==== RECORDS FOR PROCESSING ====

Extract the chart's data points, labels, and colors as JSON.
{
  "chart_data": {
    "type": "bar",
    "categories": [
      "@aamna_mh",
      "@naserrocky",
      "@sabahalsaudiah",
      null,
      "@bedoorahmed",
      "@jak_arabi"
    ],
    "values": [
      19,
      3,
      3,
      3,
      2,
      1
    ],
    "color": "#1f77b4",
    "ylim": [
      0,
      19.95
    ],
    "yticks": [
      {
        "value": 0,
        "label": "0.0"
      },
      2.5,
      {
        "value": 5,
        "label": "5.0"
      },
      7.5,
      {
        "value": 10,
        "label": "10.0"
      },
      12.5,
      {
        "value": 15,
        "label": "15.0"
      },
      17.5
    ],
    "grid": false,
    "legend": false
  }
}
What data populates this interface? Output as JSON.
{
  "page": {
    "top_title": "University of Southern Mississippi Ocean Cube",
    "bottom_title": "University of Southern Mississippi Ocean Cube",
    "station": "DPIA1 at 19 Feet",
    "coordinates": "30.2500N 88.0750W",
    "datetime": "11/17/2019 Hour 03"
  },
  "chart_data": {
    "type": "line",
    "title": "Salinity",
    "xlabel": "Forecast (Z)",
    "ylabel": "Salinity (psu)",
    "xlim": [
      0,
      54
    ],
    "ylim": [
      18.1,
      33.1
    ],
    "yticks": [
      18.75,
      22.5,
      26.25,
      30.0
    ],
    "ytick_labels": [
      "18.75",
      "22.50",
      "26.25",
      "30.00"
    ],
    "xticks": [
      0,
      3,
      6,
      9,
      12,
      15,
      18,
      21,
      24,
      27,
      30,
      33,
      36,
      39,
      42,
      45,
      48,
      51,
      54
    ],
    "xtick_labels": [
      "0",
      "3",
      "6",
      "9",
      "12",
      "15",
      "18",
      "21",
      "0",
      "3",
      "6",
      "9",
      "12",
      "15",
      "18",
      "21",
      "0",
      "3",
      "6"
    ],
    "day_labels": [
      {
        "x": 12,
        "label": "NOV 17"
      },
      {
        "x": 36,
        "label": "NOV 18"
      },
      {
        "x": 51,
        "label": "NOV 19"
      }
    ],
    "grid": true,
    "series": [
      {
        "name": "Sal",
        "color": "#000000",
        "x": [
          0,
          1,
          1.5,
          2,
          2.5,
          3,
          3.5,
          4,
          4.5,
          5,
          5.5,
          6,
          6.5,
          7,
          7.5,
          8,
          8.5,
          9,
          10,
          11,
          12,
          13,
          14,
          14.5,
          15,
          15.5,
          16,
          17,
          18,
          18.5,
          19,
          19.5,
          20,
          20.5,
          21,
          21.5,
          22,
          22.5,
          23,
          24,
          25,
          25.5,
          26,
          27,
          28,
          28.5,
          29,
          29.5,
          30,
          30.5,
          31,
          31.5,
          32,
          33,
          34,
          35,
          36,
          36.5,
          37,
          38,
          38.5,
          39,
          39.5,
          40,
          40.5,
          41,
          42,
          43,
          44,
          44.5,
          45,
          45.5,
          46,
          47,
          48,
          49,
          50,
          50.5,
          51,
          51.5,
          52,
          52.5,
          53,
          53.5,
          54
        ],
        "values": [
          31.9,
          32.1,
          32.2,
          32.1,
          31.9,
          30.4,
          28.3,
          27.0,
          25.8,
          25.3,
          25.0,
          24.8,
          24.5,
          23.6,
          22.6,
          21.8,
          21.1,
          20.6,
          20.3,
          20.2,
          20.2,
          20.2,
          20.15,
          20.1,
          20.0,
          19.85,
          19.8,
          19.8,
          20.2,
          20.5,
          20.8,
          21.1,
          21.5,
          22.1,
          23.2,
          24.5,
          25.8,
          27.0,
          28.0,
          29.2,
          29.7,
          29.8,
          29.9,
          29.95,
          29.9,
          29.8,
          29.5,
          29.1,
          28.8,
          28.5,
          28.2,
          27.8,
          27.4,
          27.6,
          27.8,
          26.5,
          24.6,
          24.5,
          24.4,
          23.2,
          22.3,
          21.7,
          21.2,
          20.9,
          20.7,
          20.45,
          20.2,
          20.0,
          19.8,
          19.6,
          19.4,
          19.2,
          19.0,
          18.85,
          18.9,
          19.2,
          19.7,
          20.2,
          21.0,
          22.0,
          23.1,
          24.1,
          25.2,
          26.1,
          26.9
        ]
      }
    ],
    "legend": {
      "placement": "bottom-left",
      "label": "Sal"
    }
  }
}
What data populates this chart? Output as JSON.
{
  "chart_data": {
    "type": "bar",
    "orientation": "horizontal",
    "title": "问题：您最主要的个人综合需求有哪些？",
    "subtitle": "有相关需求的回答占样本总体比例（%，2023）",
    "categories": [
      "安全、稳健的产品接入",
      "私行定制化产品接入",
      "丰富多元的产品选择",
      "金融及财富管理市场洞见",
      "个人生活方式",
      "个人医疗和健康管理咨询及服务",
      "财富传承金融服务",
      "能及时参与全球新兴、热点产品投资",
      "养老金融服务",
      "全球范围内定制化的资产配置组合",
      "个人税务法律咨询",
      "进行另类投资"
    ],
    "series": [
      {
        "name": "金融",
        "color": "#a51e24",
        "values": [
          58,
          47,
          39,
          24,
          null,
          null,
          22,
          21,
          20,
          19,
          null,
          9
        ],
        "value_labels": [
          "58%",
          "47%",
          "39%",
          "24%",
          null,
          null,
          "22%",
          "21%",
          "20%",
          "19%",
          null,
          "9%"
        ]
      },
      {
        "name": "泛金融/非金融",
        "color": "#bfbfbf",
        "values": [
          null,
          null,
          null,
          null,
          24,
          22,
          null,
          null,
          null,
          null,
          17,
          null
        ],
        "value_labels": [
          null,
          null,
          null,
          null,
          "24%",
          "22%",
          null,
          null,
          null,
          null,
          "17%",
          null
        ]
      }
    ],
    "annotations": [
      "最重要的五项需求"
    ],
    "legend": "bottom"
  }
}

====

* [WHAT THE EXERCISE ASKS] In the listing, find each line with the string "populates" and copy it.

* [WRITTEN SOLUTION]
What data populates this interface? Output as JSON.
What data populates this chart? Output as JSON.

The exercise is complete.